→ **Brief**: Transcribe the full listing exactly, and drop every picture.

→ **Given records**:
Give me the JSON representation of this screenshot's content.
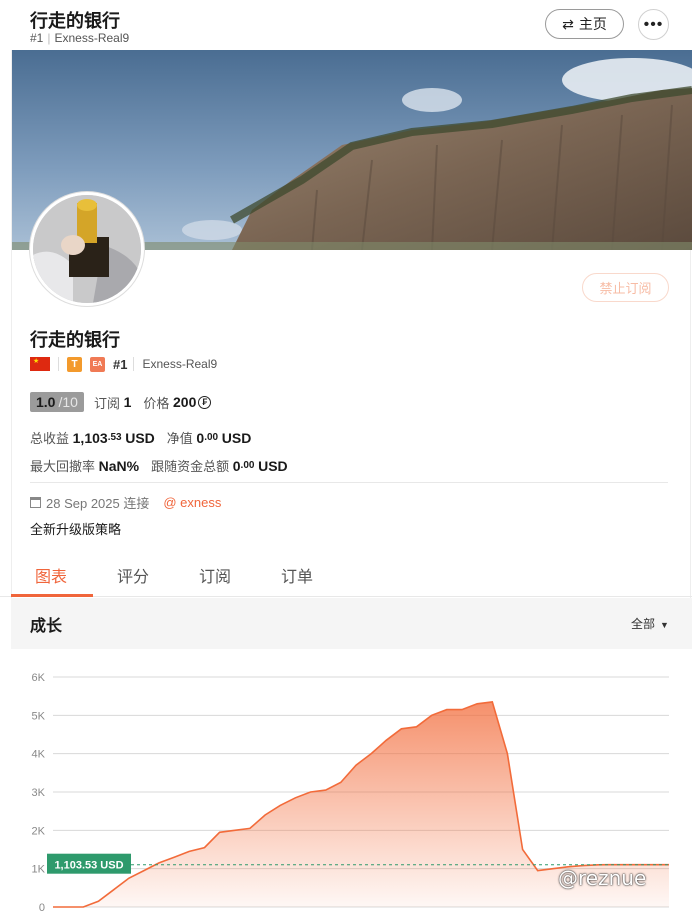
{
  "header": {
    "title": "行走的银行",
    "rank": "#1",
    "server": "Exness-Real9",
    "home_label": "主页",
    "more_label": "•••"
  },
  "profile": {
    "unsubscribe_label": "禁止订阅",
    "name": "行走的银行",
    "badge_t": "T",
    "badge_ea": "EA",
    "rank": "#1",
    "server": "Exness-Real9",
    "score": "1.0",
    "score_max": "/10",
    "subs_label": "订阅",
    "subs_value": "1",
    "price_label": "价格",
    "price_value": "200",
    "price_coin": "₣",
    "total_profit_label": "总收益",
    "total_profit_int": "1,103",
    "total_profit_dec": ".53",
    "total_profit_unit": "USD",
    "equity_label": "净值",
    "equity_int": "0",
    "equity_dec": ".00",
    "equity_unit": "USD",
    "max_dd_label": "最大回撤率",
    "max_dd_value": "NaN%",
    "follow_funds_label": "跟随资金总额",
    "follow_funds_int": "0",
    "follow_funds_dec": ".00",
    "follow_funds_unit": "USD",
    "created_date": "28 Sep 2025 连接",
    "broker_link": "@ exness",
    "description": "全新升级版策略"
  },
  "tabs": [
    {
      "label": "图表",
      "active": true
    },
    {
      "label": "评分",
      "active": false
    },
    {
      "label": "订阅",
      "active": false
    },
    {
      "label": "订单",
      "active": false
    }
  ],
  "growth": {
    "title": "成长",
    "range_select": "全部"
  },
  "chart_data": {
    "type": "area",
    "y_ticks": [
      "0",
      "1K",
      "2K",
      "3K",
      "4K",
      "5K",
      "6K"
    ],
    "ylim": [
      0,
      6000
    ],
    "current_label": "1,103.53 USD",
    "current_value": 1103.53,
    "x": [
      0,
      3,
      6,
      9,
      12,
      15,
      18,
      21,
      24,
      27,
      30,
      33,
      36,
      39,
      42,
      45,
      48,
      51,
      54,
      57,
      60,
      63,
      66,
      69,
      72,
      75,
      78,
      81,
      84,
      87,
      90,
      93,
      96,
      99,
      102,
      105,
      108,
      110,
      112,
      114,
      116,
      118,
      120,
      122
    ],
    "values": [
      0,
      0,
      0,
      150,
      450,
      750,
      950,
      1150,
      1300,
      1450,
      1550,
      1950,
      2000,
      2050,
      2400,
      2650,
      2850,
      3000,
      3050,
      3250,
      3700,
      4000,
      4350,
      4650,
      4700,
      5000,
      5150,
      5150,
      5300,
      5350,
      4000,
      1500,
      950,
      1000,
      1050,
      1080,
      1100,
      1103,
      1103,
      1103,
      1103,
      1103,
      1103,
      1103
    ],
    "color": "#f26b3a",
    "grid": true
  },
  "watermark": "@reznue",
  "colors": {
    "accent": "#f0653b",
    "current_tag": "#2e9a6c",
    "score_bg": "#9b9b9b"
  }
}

→ **Result of the exercise**:
Give me the JSON representation of this screenshot's content.
{
  "header": {
    "title": "行走的银行",
    "rank": "#1",
    "server": "Exness-Real9",
    "home_label": "主页",
    "more_label": "•••"
  },
  "profile": {
    "unsubscribe_label": "禁止订阅",
    "name": "行走的银行",
    "badge_t": "T",
    "badge_ea": "EA",
    "rank": "#1",
    "server": "Exness-Real9",
    "score": "1.0",
    "score_max": "/10",
    "subs_label": "订阅",
    "subs_value": "1",
    "price_label": "价格",
    "price_value": "200",
    "price_coin": "₣",
    "total_profit_label": "总收益",
    "total_profit_int": "1,103",
    "total_profit_dec": ".53",
    "total_profit_unit": "USD",
    "equity_label": "净值",
    "equity_int": "0",
    "equity_dec": ".00",
    "equity_unit": "USD",
    "max_dd_label": "最大回撤率",
    "max_dd_value": "NaN%",
    "follow_funds_label": "跟随资金总额",
    "follow_funds_int": "0",
    "follow_funds_dec": ".00",
    "follow_funds_unit": "USD",
    "created_date": "28 Sep 2025 连接",
    "broker_link": "@ exness",
    "description": "全新升级版策略"
  },
  "tabs": [
    {
      "label": "图表",
      "active": true
    },
    {
      "label": "评分",
      "active": false
    },
    {
      "label": "订阅",
      "active": false
    },
    {
      "label": "订单",
      "active": false
    }
  ],
  "growth": {
    "title": "成长",
    "range_select": "全部"
  },
  "chart_data": {
    "type": "area",
    "y_ticks": [
      "0",
      "1K",
      "2K",
      "3K",
      "4K",
      "5K",
      "6K"
    ],
    "ylim": [
      0,
      6000
    ],
    "current_label": "1,103.53 USD",
    "current_value": 1103.53,
    "x": [
      0,
      3,
      6,
      9,
      12,
      15,
      18,
      21,
      24,
      27,
      30,
      33,
      36,
      39,
      42,
      45,
      48,
      51,
      54,
      57,
      60,
      63,
      66,
      69,
      72,
      75,
      78,
      81,
      84,
      87,
      90,
      93,
      96,
      99,
      102,
      105,
      108,
      110,
      112,
      114,
      116,
      118,
      120,
      122
    ],
    "values": [
      0,
      0,
      0,
      150,
      450,
      750,
      950,
      1150,
      1300,
      1450,
      1550,
      1950,
      2000,
      2050,
      2400,
      2650,
      2850,
      3000,
      3050,
      3250,
      3700,
      4000,
      4350,
      4650,
      4700,
      5000,
      5150,
      5150,
      5300,
      5350,
      4000,
      1500,
      950,
      1000,
      1050,
      1080,
      1100,
      1103,
      1103,
      1103,
      1103,
      1103,
      1103,
      1103
    ],
    "color": "#f26b3a",
    "grid": true
  },
  "watermark": "@reznue",
  "colors": {
    "accent": "#f0653b",
    "current_tag": "#2e9a6c",
    "score_bg": "#9b9b9b"
  }
}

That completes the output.